◆ **Given passage**
*** Begin section ***
Indiana Pacers forward Thaddeus Young isn’t known as a vocal leader, in fact, his reputation is that he’s usually the most even-keeled guy in the room. However, after the Pacers were blown out by the Detroit Pistons in early November, the normally reserved Young was anything but that.

“When we lost, I think, we lost at the first Detroit game. I came in, and I spoke to the team, and I was a little out of character because I was yelling,” Young told Basketball Insiders. “It got through to those guys, and we understood what we had to do to go out there and win games.

“I made it clear that if we don’t move the ball, if we don’t do it by committee, if we don’t defend and guard the paint, it’s going to be a long season. It’s going to be one of those seasons where it’s going to be tough on everybody, and we don’t want that.”

The Pacers seemed to turn a corner after that moment. A sense of purpose was introduced to the team—a team that has so many new faces playing so many new roles. It also brought the team together.

“We love being around each other,” Young explained. “We’re doing it as a family, and we’re committed to winning games as a whole, not as one person. When I came in and got on those guys, it was out of the love for the game, the passion for the game, the passion for this team and understanding where we can go as a team.”

The Pacers have lost one game since Young spoke his mind.

Young, who is playing in his 11th NBA season, sees something special in this year’s version of the Pacers—a team many predicted would be rebuilding, but one that enters play on November 21 two games above .500 and setting the tone as much on defense.
*** End section ***
◆ **Material supplied**
*** Begin section ***
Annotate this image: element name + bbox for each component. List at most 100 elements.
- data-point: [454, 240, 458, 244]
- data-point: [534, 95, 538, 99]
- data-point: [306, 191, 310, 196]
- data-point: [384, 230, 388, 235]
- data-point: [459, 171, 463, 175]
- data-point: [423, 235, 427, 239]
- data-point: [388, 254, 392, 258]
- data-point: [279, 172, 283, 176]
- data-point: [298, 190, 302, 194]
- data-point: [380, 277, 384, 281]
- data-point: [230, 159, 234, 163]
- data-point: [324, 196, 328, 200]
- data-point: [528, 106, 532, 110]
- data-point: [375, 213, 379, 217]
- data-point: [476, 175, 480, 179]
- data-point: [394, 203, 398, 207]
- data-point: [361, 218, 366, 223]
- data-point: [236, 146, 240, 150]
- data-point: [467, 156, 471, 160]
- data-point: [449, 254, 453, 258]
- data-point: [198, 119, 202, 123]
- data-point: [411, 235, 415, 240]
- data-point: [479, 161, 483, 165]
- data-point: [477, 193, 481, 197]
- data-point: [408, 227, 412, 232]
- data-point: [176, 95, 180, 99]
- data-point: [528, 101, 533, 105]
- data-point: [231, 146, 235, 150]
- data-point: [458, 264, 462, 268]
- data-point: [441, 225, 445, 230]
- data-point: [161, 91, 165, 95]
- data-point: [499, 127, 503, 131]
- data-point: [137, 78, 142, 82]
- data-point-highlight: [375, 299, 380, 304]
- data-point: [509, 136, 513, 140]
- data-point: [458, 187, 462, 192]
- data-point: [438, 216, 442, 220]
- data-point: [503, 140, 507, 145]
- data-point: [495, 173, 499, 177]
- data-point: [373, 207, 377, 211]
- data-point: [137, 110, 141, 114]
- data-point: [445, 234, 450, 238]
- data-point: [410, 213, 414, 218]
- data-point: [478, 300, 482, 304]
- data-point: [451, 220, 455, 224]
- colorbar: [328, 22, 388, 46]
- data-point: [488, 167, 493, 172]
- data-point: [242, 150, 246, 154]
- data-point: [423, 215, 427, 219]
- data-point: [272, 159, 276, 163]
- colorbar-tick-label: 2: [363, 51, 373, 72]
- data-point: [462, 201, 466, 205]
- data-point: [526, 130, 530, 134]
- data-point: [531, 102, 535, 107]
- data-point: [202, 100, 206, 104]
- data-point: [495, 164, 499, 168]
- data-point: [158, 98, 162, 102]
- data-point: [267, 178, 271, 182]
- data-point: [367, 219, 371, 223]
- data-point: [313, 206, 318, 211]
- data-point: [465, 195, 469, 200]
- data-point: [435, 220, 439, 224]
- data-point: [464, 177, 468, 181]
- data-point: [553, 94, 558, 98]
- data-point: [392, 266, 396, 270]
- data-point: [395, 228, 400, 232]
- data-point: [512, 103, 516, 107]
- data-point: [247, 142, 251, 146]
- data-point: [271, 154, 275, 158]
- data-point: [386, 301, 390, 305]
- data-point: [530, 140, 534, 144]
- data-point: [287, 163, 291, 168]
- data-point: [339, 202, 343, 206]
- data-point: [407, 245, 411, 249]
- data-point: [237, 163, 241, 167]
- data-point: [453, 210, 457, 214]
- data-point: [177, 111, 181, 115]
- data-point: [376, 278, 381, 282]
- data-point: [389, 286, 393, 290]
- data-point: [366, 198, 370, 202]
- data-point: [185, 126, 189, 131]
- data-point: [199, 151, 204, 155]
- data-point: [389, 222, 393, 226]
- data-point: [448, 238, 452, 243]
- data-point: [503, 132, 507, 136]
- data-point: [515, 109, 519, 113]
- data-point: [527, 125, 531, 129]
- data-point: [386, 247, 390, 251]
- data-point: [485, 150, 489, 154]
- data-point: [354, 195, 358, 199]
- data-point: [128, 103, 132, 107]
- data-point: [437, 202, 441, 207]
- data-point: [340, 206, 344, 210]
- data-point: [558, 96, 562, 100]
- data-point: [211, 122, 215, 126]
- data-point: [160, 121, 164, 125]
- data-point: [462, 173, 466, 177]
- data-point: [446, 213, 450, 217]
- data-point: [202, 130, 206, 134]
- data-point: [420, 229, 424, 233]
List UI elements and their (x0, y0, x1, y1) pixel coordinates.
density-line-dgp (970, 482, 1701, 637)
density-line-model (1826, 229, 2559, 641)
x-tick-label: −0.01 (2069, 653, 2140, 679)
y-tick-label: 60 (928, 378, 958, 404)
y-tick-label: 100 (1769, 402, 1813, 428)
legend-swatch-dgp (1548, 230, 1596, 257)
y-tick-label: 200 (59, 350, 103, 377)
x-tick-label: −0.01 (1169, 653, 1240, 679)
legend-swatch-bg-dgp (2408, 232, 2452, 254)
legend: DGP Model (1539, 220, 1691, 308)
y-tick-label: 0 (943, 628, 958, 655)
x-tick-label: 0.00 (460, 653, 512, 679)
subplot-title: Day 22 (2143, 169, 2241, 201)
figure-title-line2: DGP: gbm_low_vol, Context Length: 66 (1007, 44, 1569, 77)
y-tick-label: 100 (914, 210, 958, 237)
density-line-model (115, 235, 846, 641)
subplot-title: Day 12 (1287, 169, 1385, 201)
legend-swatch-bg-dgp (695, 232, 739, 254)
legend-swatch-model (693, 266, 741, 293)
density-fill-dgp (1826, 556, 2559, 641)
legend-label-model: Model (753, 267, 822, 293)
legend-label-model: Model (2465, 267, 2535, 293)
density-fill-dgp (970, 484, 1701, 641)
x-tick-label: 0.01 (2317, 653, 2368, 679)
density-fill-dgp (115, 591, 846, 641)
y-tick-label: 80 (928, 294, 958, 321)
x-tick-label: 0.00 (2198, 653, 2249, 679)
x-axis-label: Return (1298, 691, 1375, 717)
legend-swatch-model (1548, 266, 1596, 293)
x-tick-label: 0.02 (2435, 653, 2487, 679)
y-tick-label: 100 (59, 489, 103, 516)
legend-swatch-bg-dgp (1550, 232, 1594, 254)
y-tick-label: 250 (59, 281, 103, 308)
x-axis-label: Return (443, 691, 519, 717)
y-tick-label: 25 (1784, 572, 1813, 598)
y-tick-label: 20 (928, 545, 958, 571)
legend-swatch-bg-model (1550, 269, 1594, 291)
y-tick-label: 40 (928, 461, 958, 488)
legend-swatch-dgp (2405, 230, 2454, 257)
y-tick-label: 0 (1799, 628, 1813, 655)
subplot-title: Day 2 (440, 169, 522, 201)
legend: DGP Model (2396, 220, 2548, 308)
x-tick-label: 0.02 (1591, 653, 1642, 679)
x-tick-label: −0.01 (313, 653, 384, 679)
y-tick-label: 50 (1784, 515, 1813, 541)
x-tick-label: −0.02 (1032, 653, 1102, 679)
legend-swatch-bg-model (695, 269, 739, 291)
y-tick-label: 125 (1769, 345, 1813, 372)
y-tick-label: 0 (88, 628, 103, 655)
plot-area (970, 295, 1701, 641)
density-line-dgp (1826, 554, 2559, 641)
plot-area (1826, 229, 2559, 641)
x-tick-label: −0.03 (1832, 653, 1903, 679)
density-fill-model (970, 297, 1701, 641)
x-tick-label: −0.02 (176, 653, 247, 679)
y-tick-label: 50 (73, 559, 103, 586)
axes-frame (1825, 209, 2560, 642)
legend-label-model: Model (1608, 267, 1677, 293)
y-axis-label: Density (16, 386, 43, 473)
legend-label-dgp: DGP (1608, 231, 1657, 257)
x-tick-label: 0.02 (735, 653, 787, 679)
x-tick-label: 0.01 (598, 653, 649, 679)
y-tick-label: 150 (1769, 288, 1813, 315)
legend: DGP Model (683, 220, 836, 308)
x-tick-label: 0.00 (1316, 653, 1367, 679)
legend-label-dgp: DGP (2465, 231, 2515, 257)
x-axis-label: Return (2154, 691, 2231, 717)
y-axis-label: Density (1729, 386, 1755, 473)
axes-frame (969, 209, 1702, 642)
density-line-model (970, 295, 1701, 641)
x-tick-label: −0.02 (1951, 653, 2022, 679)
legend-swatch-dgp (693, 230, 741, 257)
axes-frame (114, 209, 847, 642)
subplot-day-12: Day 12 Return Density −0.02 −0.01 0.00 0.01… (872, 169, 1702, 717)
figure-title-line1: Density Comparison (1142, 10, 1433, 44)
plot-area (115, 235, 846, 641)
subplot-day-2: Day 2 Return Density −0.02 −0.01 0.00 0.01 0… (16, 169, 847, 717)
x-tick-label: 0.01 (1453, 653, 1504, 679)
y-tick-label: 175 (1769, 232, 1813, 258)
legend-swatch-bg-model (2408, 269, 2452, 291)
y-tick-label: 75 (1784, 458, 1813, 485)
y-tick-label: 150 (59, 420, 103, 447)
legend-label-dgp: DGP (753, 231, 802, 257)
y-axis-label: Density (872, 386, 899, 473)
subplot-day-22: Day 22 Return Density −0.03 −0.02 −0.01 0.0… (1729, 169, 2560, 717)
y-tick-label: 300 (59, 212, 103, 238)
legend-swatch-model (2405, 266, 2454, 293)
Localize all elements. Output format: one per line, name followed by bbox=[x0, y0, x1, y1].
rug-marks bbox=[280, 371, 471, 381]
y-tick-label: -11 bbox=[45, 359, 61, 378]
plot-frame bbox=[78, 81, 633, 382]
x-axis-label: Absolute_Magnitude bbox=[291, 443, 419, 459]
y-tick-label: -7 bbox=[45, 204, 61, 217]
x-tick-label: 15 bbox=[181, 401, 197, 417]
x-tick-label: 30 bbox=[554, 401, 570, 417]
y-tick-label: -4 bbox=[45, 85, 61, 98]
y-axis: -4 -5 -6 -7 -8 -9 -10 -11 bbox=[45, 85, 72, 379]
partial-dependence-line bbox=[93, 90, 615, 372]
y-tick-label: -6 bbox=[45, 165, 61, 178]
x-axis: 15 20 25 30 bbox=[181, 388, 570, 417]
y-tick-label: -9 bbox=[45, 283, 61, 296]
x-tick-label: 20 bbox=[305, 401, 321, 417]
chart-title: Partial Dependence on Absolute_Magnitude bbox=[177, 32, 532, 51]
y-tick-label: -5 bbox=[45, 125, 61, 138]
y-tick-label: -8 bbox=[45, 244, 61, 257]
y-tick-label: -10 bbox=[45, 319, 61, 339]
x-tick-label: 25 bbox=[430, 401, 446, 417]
*** End section ***
◆ **Problem set**
a. Summarize the passage about Thaddeus Young in two sentences.
b. Output the part of the Thaddeus Young passage between "The Pacers seemed" and "spoke his mind.", inclusive.

◆ **Set of answers**
a. After the Pacers were blown out by the Detroit Pistons in early November, the normally even-keeled Thaddeus Young yelled at his teammates. He told them that if they didn't move the ball, play by committee, and defend the paint, it would be a long season, and the Pacers have lost one game since, entering play on November 21 two games above .500 despite predictions that they would be rebuilding.

b.
The Pacers seemed to turn a corner after that moment. A sense of purpose was introduced to the team—a team that has so many new faces playing so many new roles. It also brought the team together.

“We love being around each other,” Young explained. “We’re doing it as a family, and we’re committed to winning games as a whole, not as one person. When I came in and got on those guys, it was out of the love for the game, the passion for the game, the passion for this team and understanding where we can go as a team.”

The Pacers have lost one game since Young spoke his mind.